• _Material to process_:
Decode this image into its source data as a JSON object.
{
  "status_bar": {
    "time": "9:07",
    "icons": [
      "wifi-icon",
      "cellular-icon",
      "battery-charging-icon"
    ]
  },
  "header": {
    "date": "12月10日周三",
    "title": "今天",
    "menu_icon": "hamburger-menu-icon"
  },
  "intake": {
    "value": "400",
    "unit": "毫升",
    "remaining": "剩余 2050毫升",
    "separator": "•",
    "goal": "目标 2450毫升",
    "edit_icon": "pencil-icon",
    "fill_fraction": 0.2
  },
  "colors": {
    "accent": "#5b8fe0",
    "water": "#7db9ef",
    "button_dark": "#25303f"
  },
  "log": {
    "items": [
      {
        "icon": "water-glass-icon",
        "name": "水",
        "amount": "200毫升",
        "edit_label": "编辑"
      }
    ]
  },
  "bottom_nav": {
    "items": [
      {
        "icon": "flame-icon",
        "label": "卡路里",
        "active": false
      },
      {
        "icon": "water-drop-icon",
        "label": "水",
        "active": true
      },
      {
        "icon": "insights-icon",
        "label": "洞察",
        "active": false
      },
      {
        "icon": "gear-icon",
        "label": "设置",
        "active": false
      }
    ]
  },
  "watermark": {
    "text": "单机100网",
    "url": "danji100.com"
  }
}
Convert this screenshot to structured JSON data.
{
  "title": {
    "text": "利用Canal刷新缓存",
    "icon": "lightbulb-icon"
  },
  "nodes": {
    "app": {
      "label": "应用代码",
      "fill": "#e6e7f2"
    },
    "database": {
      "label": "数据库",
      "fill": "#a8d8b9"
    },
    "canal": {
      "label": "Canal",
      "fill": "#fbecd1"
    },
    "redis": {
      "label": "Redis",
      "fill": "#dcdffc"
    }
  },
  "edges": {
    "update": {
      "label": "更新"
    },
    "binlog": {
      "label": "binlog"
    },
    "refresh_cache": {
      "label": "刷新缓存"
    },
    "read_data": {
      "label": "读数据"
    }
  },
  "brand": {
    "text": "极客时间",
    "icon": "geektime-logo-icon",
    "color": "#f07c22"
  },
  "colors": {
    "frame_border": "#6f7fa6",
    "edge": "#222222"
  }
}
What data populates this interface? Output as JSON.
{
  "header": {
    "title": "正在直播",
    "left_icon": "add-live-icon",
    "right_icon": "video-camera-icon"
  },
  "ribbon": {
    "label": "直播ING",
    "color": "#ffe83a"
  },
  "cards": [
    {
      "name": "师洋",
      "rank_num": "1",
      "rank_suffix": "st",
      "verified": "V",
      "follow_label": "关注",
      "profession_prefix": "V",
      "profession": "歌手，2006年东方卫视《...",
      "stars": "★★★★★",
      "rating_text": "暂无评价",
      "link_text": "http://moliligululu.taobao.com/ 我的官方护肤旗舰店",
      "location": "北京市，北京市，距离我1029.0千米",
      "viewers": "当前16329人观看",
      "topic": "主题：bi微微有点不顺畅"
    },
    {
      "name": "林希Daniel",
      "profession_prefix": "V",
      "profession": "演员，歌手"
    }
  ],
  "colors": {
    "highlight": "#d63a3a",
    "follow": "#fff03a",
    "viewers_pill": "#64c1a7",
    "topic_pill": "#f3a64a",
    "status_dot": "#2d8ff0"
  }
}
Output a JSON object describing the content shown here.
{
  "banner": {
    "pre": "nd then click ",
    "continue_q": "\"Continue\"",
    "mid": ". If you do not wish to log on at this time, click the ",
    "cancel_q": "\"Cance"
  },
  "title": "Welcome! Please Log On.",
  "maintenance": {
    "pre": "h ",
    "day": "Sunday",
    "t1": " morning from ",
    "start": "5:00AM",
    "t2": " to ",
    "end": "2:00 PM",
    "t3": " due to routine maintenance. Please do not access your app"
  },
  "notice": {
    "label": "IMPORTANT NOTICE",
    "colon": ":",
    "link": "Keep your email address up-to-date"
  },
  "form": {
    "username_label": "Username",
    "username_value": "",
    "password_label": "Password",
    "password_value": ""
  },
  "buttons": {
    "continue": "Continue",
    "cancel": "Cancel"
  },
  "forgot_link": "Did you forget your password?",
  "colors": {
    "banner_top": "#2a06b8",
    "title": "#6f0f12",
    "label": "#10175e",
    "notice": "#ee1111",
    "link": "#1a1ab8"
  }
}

• _Task_: Take the listing above and set it down exactly.

• _Worked solution_:
Decode this image into its source data as a JSON object.
{
  "status_bar": {
    "time": "9:07",
    "icons": [
      "wifi-icon",
      "cellular-icon",
      "battery-charging-icon"
    ]
  },
  "header": {
    "date": "12月10日周三",
    "title": "今天",
    "menu_icon": "hamburger-menu-icon"
  },
  "intake": {
    "value": "400",
    "unit": "毫升",
    "remaining": "剩余 2050毫升",
    "separator": "•",
    "goal": "目标 2450毫升",
    "edit_icon": "pencil-icon",
    "fill_fraction": 0.2
  },
  "colors": {
    "accent": "#5b8fe0",
    "water": "#7db9ef",
    "button_dark": "#25303f"
  },
  "log": {
    "items": [
      {
        "icon": "water-glass-icon",
        "name": "水",
        "amount": "200毫升",
        "edit_label": "编辑"
      }
    ]
  },
  "bottom_nav": {
    "items": [
      {
        "icon": "flame-icon",
        "label": "卡路里",
        "active": false
      },
      {
        "icon": "water-drop-icon",
        "label": "水",
        "active": true
      },
      {
        "icon": "insights-icon",
        "label": "洞察",
        "active": false
      },
      {
        "icon": "gear-icon",
        "label": "设置",
        "active": false
      }
    ]
  },
  "watermark": {
    "text": "单机100网",
    "url": "danji100.com"
  }
}
Convert this screenshot to structured JSON data.
{
  "title": {
    "text": "利用Canal刷新缓存",
    "icon": "lightbulb-icon"
  },
  "nodes": {
    "app": {
      "label": "应用代码",
      "fill": "#e6e7f2"
    },
    "database": {
      "label": "数据库",
      "fill": "#a8d8b9"
    },
    "canal": {
      "label": "Canal",
      "fill": "#fbecd1"
    },
    "redis": {
      "label": "Redis",
      "fill": "#dcdffc"
    }
  },
  "edges": {
    "update": {
      "label": "更新"
    },
    "binlog": {
      "label": "binlog"
    },
    "refresh_cache": {
      "label": "刷新缓存"
    },
    "read_data": {
      "label": "读数据"
    }
  },
  "brand": {
    "text": "极客时间",
    "icon": "geektime-logo-icon",
    "color": "#f07c22"
  },
  "colors": {
    "frame_border": "#6f7fa6",
    "edge": "#222222"
  }
}
What data populates this interface? Output as JSON.
{
  "header": {
    "title": "正在直播",
    "left_icon": "add-live-icon",
    "right_icon": "video-camera-icon"
  },
  "ribbon": {
    "label": "直播ING",
    "color": "#ffe83a"
  },
  "cards": [
    {
      "name": "师洋",
      "rank_num": "1",
      "rank_suffix": "st",
      "verified": "V",
      "follow_label": "关注",
      "profession_prefix": "V",
      "profession": "歌手，2006年东方卫视《...",
      "stars": "★★★★★",
      "rating_text": "暂无评价",
      "link_text": "http://moliligululu.taobao.com/ 我的官方护肤旗舰店",
      "location": "北京市，北京市，距离我1029.0千米",
      "viewers": "当前16329人观看",
      "topic": "主题：bi微微有点不顺畅"
    },
    {
      "name": "林希Daniel",
      "profession_prefix": "V",
      "profession": "演员，歌手"
    }
  ],
  "colors": {
    "highlight": "#d63a3a",
    "follow": "#fff03a",
    "viewers_pill": "#64c1a7",
    "topic_pill": "#f3a64a",
    "status_dot": "#2d8ff0"
  }
}
Output a JSON object describing the content shown here.
{
  "banner": {
    "pre": "nd then click ",
    "continue_q": "\"Continue\"",
    "mid": ". If you do not wish to log on at this time, click the ",
    "cancel_q": "\"Cance"
  },
  "title": "Welcome! Please Log On.",
  "maintenance": {
    "pre": "h ",
    "day": "Sunday",
    "t1": " morning from ",
    "start": "5:00AM",
    "t2": " to ",
    "end": "2:00 PM",
    "t3": " due to routine maintenance. Please do not access your app"
  },
  "notice": {
    "label": "IMPORTANT NOTICE",
    "colon": ":",
    "link": "Keep your email address up-to-date"
  },
  "form": {
    "username_label": "Username",
    "username_value": "",
    "password_label": "Password",
    "password_value": ""
  },
  "buttons": {
    "continue": "Continue",
    "cancel": "Cancel"
  },
  "forgot_link": "Did you forget your password?",
  "colors": {
    "banner_top": "#2a06b8",
    "title": "#6f0f12",
    "label": "#10175e",
    "notice": "#ee1111",
    "link": "#1a1ab8"
  }
}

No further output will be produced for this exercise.